**DATA:**
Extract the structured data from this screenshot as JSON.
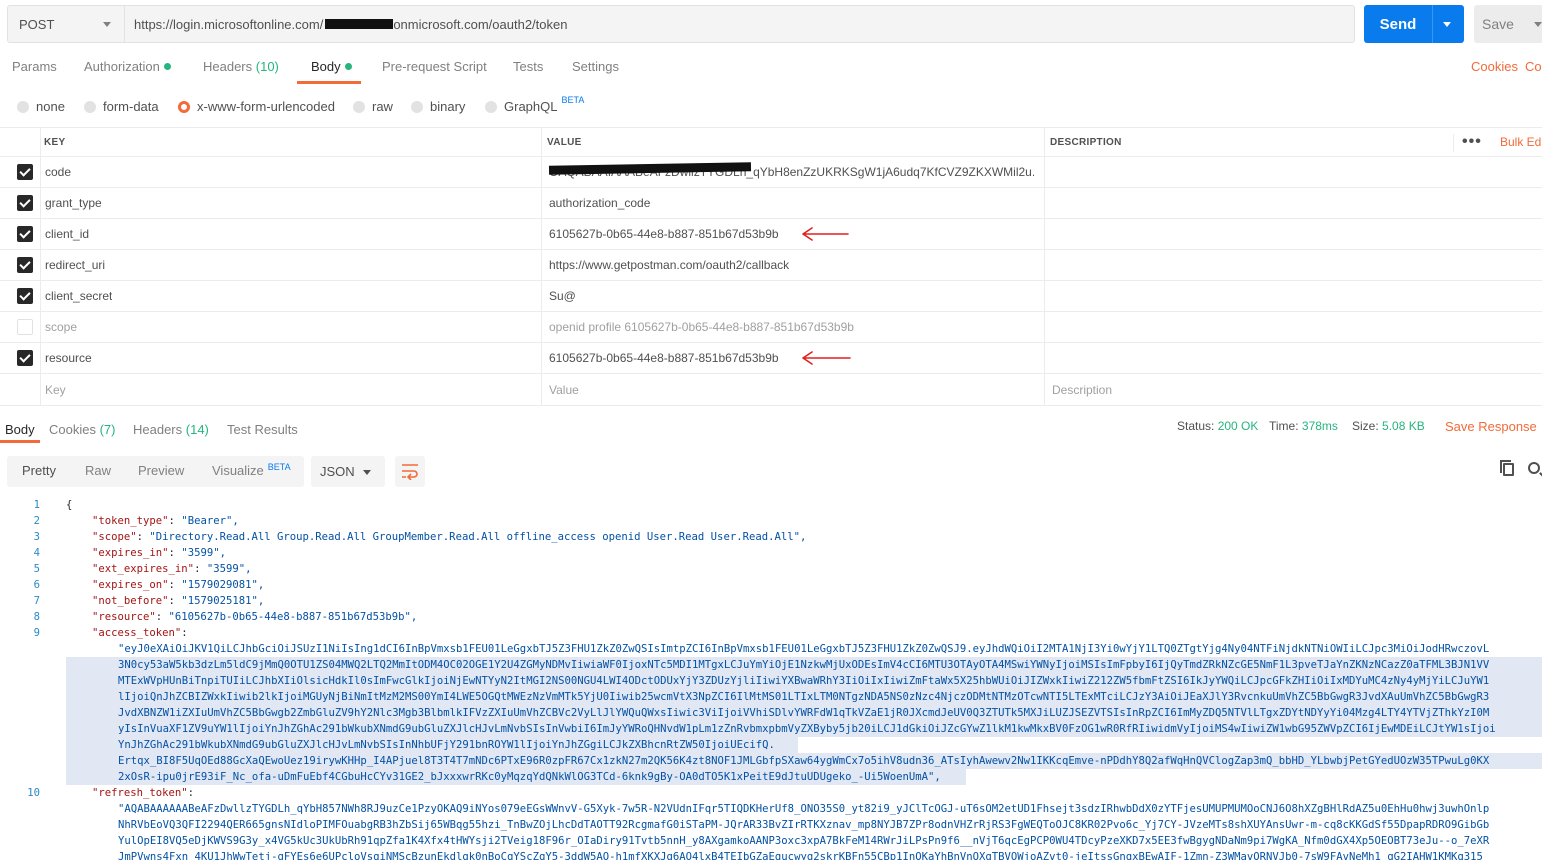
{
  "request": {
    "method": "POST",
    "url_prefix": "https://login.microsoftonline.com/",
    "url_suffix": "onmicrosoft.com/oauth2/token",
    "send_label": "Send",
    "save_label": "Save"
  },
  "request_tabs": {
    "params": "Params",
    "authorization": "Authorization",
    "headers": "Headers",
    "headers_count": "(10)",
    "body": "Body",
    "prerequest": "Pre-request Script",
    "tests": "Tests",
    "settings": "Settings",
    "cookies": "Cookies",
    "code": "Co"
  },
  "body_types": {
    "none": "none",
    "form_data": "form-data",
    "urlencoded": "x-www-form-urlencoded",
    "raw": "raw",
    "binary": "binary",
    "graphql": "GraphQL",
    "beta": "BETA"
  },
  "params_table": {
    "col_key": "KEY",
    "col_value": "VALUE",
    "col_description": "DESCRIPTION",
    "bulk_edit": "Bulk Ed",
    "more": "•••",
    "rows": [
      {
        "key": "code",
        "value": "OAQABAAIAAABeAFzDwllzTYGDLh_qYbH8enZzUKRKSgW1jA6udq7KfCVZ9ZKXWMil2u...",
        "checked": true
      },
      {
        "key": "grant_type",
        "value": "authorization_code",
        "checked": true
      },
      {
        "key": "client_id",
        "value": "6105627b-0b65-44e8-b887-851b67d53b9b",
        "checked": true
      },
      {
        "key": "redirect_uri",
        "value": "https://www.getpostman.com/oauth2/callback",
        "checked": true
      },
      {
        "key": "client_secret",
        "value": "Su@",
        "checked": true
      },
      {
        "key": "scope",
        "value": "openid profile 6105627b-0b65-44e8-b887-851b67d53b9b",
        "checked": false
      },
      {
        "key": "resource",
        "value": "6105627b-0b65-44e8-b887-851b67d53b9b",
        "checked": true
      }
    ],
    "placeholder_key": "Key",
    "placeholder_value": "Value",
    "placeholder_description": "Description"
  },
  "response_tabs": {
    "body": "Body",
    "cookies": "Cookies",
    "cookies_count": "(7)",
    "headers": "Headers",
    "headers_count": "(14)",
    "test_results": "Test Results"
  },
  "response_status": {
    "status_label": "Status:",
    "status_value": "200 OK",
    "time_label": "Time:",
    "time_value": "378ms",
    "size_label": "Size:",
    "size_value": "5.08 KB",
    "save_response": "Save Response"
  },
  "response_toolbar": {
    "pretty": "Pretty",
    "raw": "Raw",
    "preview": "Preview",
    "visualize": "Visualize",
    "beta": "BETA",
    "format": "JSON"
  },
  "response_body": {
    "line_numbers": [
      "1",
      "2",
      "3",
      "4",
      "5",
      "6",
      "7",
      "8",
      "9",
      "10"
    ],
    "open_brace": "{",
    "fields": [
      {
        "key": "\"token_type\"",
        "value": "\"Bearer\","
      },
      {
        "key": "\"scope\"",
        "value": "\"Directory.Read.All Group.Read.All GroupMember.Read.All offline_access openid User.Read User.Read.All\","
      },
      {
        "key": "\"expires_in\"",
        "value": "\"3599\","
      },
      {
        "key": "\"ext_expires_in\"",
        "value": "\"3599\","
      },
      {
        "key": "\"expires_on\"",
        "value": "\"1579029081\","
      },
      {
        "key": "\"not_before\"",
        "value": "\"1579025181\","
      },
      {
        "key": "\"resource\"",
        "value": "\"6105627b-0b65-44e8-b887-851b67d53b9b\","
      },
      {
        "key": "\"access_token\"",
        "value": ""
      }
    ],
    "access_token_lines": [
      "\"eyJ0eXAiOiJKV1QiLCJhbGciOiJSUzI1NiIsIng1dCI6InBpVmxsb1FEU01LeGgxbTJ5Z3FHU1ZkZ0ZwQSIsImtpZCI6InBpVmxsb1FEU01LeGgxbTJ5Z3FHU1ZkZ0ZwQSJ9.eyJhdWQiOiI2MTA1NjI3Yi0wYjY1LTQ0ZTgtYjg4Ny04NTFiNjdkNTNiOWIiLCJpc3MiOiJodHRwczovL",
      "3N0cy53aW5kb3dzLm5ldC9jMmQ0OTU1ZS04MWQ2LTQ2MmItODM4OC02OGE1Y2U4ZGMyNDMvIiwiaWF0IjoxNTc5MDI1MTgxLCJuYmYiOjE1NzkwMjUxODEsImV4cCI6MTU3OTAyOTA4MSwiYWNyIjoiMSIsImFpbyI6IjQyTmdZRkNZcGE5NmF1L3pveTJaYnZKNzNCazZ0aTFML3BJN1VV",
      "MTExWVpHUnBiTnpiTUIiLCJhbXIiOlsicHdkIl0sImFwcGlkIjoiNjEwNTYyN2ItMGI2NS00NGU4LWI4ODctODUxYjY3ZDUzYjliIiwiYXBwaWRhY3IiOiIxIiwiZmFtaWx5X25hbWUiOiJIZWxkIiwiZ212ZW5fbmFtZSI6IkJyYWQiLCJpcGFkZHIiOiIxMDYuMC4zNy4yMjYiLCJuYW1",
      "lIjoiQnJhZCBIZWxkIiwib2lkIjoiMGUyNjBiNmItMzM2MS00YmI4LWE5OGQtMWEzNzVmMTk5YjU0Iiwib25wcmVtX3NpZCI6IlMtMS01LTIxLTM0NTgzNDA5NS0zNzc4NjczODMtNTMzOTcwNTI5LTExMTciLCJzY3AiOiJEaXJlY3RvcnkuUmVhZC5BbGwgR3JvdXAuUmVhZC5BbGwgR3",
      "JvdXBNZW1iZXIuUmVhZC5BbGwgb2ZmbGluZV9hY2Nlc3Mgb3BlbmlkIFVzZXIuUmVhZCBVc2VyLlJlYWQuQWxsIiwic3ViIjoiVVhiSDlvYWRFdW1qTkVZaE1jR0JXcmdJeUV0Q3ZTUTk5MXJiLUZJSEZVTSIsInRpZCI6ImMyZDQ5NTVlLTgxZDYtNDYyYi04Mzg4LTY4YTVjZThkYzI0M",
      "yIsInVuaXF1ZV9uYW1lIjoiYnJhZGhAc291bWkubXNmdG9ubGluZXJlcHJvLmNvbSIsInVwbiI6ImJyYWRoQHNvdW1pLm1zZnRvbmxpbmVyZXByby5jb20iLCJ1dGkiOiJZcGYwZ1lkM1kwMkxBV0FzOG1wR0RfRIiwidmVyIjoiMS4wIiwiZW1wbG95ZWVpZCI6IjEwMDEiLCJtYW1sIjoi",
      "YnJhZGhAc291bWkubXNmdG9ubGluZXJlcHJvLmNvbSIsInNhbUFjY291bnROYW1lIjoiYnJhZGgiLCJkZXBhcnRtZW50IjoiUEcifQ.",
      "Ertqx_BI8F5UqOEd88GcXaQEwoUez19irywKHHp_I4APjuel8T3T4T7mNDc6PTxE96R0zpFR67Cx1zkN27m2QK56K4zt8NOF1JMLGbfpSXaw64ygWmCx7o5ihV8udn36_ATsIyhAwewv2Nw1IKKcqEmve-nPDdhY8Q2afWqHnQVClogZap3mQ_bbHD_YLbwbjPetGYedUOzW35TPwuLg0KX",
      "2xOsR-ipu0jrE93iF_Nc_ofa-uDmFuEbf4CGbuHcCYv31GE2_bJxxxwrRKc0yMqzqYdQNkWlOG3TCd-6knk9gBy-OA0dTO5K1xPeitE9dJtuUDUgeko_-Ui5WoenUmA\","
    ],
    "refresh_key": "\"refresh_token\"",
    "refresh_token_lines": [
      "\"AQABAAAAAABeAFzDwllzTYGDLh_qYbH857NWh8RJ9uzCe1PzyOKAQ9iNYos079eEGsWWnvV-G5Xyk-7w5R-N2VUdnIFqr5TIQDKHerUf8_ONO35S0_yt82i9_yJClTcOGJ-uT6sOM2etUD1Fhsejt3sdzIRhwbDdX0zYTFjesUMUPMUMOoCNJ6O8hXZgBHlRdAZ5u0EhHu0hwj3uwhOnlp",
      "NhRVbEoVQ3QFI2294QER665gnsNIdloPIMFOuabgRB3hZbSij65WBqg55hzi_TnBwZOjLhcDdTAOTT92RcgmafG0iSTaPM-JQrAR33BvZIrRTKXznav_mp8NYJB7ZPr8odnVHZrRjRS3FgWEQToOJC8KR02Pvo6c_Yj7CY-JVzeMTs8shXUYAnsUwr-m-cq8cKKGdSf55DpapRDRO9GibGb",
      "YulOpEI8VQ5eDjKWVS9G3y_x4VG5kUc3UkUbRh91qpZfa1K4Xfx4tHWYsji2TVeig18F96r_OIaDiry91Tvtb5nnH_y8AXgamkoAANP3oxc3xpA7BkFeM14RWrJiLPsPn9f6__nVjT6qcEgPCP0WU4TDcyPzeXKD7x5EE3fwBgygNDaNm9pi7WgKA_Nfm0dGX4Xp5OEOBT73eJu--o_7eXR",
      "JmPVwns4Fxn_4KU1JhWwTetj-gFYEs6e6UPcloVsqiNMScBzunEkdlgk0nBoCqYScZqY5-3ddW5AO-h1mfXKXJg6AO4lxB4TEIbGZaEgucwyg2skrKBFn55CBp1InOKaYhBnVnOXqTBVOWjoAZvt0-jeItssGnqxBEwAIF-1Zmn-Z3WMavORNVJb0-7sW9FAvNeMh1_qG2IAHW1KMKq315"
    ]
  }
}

**CHALLENGE:**
Say how many lines have the string "https" in them, offering no words beyond the number.

**TASK RESULT:**
2